▶ _Direction_:
Return the records that follow, matching each one exactly.

##### Task data #####

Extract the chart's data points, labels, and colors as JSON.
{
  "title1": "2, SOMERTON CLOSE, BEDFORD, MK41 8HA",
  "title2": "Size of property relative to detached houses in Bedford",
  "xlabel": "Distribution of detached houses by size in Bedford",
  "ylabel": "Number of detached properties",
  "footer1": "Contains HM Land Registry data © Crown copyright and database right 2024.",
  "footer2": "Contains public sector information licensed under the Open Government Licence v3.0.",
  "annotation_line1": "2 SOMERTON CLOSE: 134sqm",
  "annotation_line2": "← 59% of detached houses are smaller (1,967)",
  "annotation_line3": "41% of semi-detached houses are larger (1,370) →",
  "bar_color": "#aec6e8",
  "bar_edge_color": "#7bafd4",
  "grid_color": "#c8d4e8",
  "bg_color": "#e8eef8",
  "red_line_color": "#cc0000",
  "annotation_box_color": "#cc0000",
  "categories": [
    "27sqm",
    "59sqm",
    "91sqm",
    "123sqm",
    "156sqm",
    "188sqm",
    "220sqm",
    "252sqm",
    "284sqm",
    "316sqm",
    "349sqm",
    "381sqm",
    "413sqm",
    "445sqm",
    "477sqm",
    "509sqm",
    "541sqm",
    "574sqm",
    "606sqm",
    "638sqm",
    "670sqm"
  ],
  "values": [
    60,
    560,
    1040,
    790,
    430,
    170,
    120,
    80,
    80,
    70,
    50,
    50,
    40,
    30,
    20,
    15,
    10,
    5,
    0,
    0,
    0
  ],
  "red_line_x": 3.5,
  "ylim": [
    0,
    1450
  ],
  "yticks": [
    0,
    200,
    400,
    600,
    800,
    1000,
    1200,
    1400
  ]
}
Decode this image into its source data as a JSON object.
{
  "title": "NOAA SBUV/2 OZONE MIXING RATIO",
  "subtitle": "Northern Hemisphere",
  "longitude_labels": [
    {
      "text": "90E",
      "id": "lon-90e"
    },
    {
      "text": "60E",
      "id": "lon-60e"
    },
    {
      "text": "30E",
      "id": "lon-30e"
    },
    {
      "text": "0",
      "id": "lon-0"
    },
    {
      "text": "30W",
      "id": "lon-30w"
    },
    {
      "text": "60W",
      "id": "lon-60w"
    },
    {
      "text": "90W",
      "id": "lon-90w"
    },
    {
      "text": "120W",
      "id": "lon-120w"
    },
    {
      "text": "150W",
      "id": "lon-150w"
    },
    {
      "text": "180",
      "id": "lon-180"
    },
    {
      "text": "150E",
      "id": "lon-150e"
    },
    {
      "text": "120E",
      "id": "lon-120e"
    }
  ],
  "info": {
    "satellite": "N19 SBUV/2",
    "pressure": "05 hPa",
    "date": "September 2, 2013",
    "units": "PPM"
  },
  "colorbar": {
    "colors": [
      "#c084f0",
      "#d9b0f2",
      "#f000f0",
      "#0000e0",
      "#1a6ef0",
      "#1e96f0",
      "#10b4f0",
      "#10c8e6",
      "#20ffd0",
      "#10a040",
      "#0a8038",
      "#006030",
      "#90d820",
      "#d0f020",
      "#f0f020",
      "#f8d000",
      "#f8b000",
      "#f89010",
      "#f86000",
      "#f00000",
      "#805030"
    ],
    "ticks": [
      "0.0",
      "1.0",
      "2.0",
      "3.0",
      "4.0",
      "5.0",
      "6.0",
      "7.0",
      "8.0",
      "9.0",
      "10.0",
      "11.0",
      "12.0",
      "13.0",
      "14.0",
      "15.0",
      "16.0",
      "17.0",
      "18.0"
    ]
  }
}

#####

▶ _Correct result_:
Extract the chart's data points, labels, and colors as JSON.
{
  "title1": "2, SOMERTON CLOSE, BEDFORD, MK41 8HA",
  "title2": "Size of property relative to detached houses in Bedford",
  "xlabel": "Distribution of detached houses by size in Bedford",
  "ylabel": "Number of detached properties",
  "footer1": "Contains HM Land Registry data © Crown copyright and database right 2024.",
  "footer2": "Contains public sector information licensed under the Open Government Licence v3.0.",
  "annotation_line1": "2 SOMERTON CLOSE: 134sqm",
  "annotation_line2": "← 59% of detached houses are smaller (1,967)",
  "annotation_line3": "41% of semi-detached houses are larger (1,370) →",
  "bar_color": "#aec6e8",
  "bar_edge_color": "#7bafd4",
  "grid_color": "#c8d4e8",
  "bg_color": "#e8eef8",
  "red_line_color": "#cc0000",
  "annotation_box_color": "#cc0000",
  "categories": [
    "27sqm",
    "59sqm",
    "91sqm",
    "123sqm",
    "156sqm",
    "188sqm",
    "220sqm",
    "252sqm",
    "284sqm",
    "316sqm",
    "349sqm",
    "381sqm",
    "413sqm",
    "445sqm",
    "477sqm",
    "509sqm",
    "541sqm",
    "574sqm",
    "606sqm",
    "638sqm",
    "670sqm"
  ],
  "values": [
    60,
    560,
    1040,
    790,
    430,
    170,
    120,
    80,
    80,
    70,
    50,
    50,
    40,
    30,
    20,
    15,
    10,
    5,
    0,
    0,
    0
  ],
  "red_line_x": 3.5,
  "ylim": [
    0,
    1450
  ],
  "yticks": [
    0,
    200,
    400,
    600,
    800,
    1000,
    1200,
    1400
  ]
}
Decode this image into its source data as a JSON object.
{
  "title": "NOAA SBUV/2 OZONE MIXING RATIO",
  "subtitle": "Northern Hemisphere",
  "longitude_labels": [
    {
      "text": "90E",
      "id": "lon-90e"
    },
    {
      "text": "60E",
      "id": "lon-60e"
    },
    {
      "text": "30E",
      "id": "lon-30e"
    },
    {
      "text": "0",
      "id": "lon-0"
    },
    {
      "text": "30W",
      "id": "lon-30w"
    },
    {
      "text": "60W",
      "id": "lon-60w"
    },
    {
      "text": "90W",
      "id": "lon-90w"
    },
    {
      "text": "120W",
      "id": "lon-120w"
    },
    {
      "text": "150W",
      "id": "lon-150w"
    },
    {
      "text": "180",
      "id": "lon-180"
    },
    {
      "text": "150E",
      "id": "lon-150e"
    },
    {
      "text": "120E",
      "id": "lon-120e"
    }
  ],
  "info": {
    "satellite": "N19 SBUV/2",
    "pressure": "05 hPa",
    "date": "September 2, 2013",
    "units": "PPM"
  },
  "colorbar": {
    "colors": [
      "#c084f0",
      "#d9b0f2",
      "#f000f0",
      "#0000e0",
      "#1a6ef0",
      "#1e96f0",
      "#10b4f0",
      "#10c8e6",
      "#20ffd0",
      "#10a040",
      "#0a8038",
      "#006030",
      "#90d820",
      "#d0f020",
      "#f0f020",
      "#f8d000",
      "#f8b000",
      "#f89010",
      "#f86000",
      "#f00000",
      "#805030"
    ],
    "ticks": [
      "0.0",
      "1.0",
      "2.0",
      "3.0",
      "4.0",
      "5.0",
      "6.0",
      "7.0",
      "8.0",
      "9.0",
      "10.0",
      "11.0",
      "12.0",
      "13.0",
      "14.0",
      "15.0",
      "16.0",
      "17.0",
      "18.0"
    ]
  }
}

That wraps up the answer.